** BEGIN Listed entries **
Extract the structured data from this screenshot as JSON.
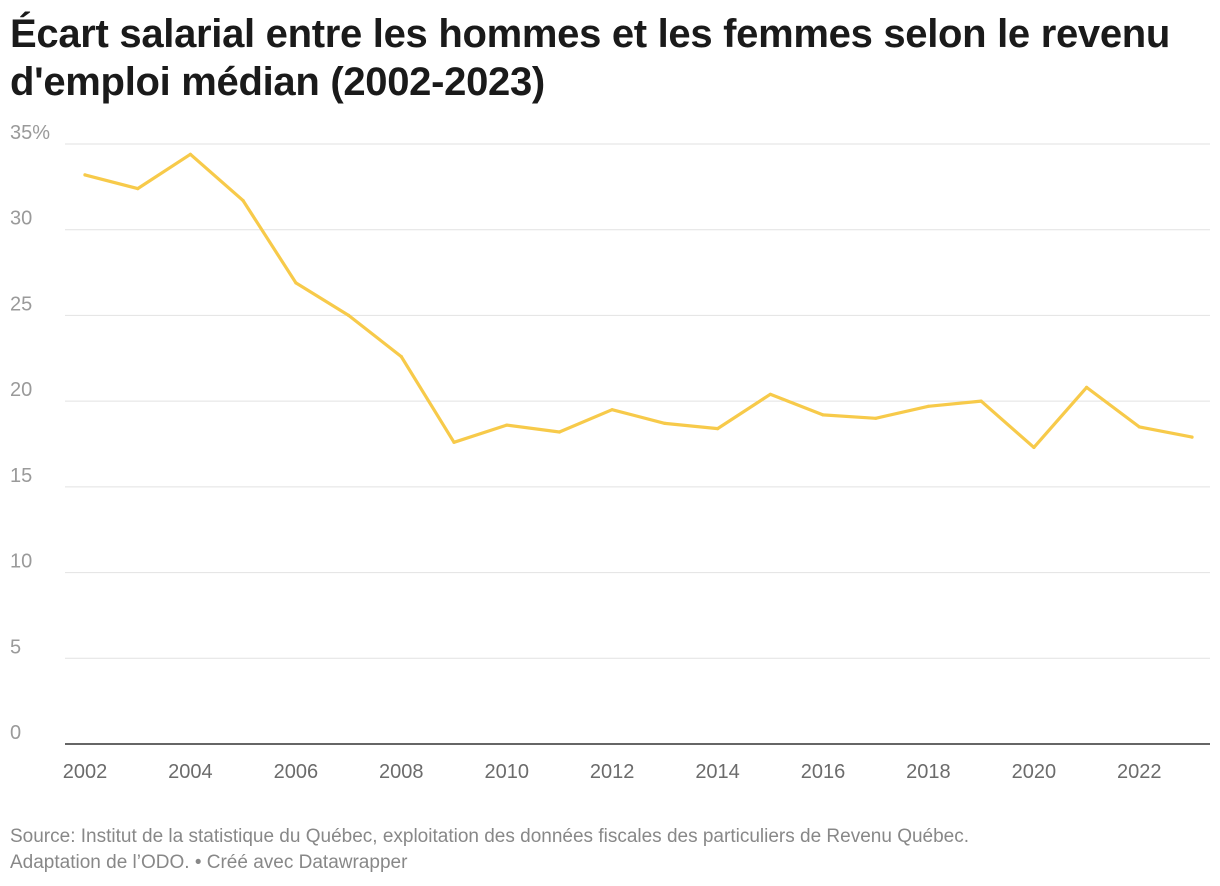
{
  "title": "Écart salarial entre les hommes et les femmes selon le revenu d'emploi médian (2002-2023)",
  "chart_data": {
    "type": "line",
    "x": [
      2002,
      2003,
      2004,
      2005,
      2006,
      2007,
      2008,
      2009,
      2010,
      2011,
      2012,
      2013,
      2014,
      2015,
      2016,
      2017,
      2018,
      2019,
      2020,
      2021,
      2022,
      2023
    ],
    "series": [
      {
        "values": [
          33.2,
          32.4,
          34.4,
          31.7,
          26.9,
          25.0,
          22.6,
          17.6,
          18.6,
          18.2,
          19.5,
          18.7,
          18.4,
          20.4,
          19.2,
          19.0,
          19.7,
          20.0,
          17.3,
          20.8,
          18.5,
          17.9
        ],
        "color": "#f7ca4a"
      }
    ],
    "xlim": [
      2002,
      2023
    ],
    "ylim": [
      0,
      35
    ],
    "y_ticks": [
      0,
      5,
      10,
      15,
      20,
      25,
      30,
      35
    ],
    "y_tick_labels": [
      "0",
      "5",
      "10",
      "15",
      "20",
      "25",
      "30",
      "35%"
    ],
    "x_ticks": [
      2002,
      2004,
      2006,
      2008,
      2010,
      2012,
      2014,
      2016,
      2018,
      2020,
      2022
    ],
    "x_tick_labels": [
      "2002",
      "2004",
      "2006",
      "2008",
      "2010",
      "2012",
      "2014",
      "2016",
      "2018",
      "2020",
      "2022"
    ],
    "grid": true,
    "legend": "none",
    "xlabel": "",
    "ylabel": ""
  },
  "footer": {
    "source": "Source: Institut de la statistique du Québec, exploitation des données fiscales des particuliers de Revenu Québec.",
    "credit": "Adaptation de l’ODO. • Créé avec Datawrapper"
  }
}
** END Listed entries **
> [What you have to do] Quote the data above in full and without alteration; skip the pictures.

> [Answer]
Extract the structured data from this screenshot as JSON.
{
  "title": "Écart salarial entre les hommes et les femmes selon le revenu d'emploi médian (2002-2023)",
  "chart_data": {
    "type": "line",
    "x": [
      2002,
      2003,
      2004,
      2005,
      2006,
      2007,
      2008,
      2009,
      2010,
      2011,
      2012,
      2013,
      2014,
      2015,
      2016,
      2017,
      2018,
      2019,
      2020,
      2021,
      2022,
      2023
    ],
    "series": [
      {
        "values": [
          33.2,
          32.4,
          34.4,
          31.7,
          26.9,
          25.0,
          22.6,
          17.6,
          18.6,
          18.2,
          19.5,
          18.7,
          18.4,
          20.4,
          19.2,
          19.0,
          19.7,
          20.0,
          17.3,
          20.8,
          18.5,
          17.9
        ],
        "color": "#f7ca4a"
      }
    ],
    "xlim": [
      2002,
      2023
    ],
    "ylim": [
      0,
      35
    ],
    "y_ticks": [
      0,
      5,
      10,
      15,
      20,
      25,
      30,
      35
    ],
    "y_tick_labels": [
      "0",
      "5",
      "10",
      "15",
      "20",
      "25",
      "30",
      "35%"
    ],
    "x_ticks": [
      2002,
      2004,
      2006,
      2008,
      2010,
      2012,
      2014,
      2016,
      2018,
      2020,
      2022
    ],
    "x_tick_labels": [
      "2002",
      "2004",
      "2006",
      "2008",
      "2010",
      "2012",
      "2014",
      "2016",
      "2018",
      "2020",
      "2022"
    ],
    "grid": true,
    "legend": "none",
    "xlabel": "",
    "ylabel": ""
  },
  "footer": {
    "source": "Source: Institut de la statistique du Québec, exploitation des données fiscales des particuliers de Revenu Québec.",
    "credit": "Adaptation de l’ODO. • Créé avec Datawrapper"
  }
}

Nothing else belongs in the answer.